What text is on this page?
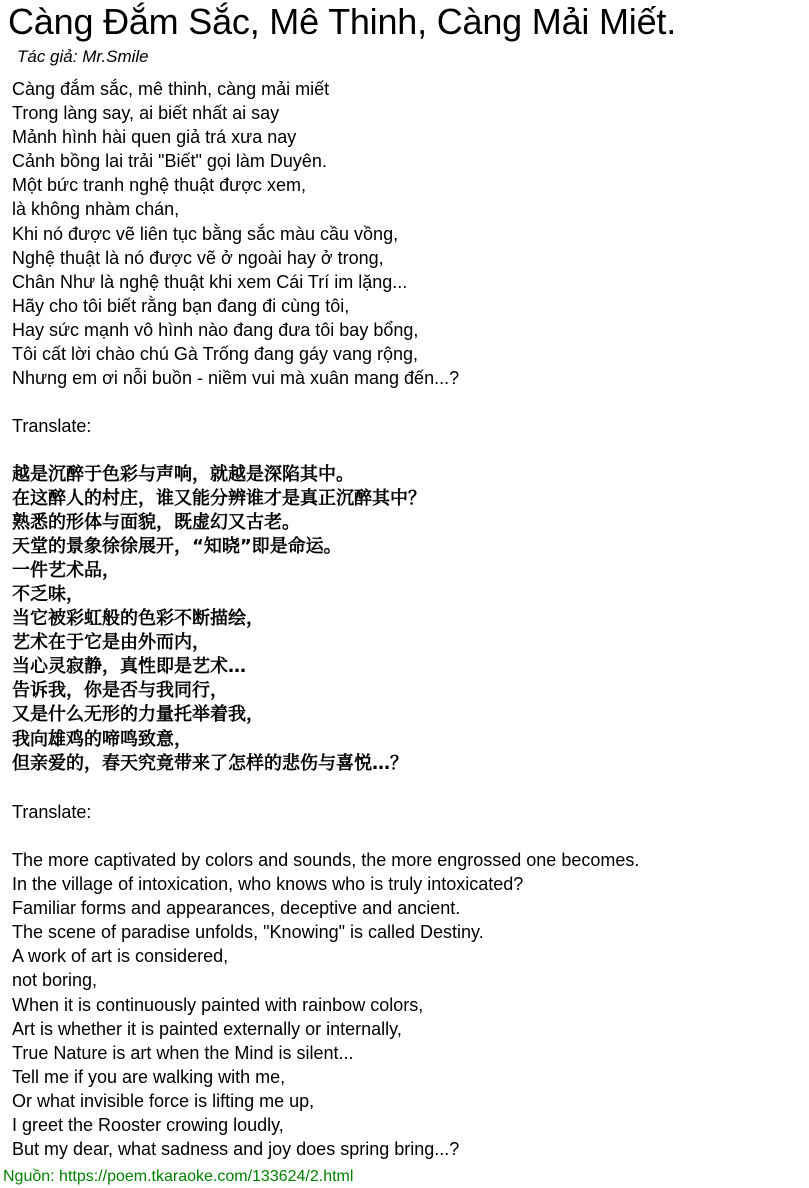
Càng Đắm Sắc, Mê Thinh, Càng Mải Miết.
Tác giả: Mr.Smile
Càng đắm sắc, mê thinh, càng mải miết
Trong làng say, ai biết nhất ai say
Mảnh hình hài quen giả trá xưa nay
Cảnh bồng lai trải "Biết" gọi làm Duyên.
Một bức tranh nghệ thuật được xem,
là không nhàm chán,
Khi nó được vẽ liên tục bằng sắc màu cầu vồng,
Nghệ thuật là nó được vẽ ở ngoài hay ở trong,
Chân Như là nghệ thuật khi xem Cái Trí im lặng...
Hãy cho tôi biết rằng bạn đang đi cùng tôi,
Hay sức mạnh vô hình nào đang đưa tôi bay bổng,
Tôi cất lời chào chú Gà Trống đang gáy vang rộng,
Nhưng em ơi nỗi buồn - niềm vui mà xuân mang đến...?
Translate:
越是沉醉于色彩与声响，就越是深陷其中。
在这醉人的村庄，谁又能分辨谁才是真正沉醉其中？
熟悉的形体与面貌，既虚幻又古老。
天堂的景象徐徐展开，“知晓”即是命运。
一件艺术品，
不乏味，
当它被彩虹般的色彩不断描绘，
艺术在于它是由外而内，
当心灵寂静，真性即是艺术…
告诉我，你是否与我同行，
又是什么无形的力量托举着我，
我向雄鸡的啼鸣致意，
但亲爱的，春天究竟带来了怎样的悲伤与喜悦…？
Translate:
The more captivated by colors and sounds, the more engrossed one becomes.
In the village of intoxication, who knows who is truly intoxicated?
Familiar forms and appearances, deceptive and ancient.
The scene of paradise unfolds, "Knowing" is called Destiny.
A work of art is considered,
not boring,
When it is continuously painted with rainbow colors,
Art is whether it is painted externally or internally,
True Nature is art when the Mind is silent...
Tell me if you are walking with me,
Or what invisible force is lifting me up,
I greet the Rooster crowing loudly,
But my dear, what sadness and joy does spring bring...?
Nguồn: https://poem.tkaraoke.com/133624/2.html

□ □ □ □

WHAT YOU HAVE TO DO:
Give only the number of lines in the data that hold the word "thuật".

FINAL RESULT:
3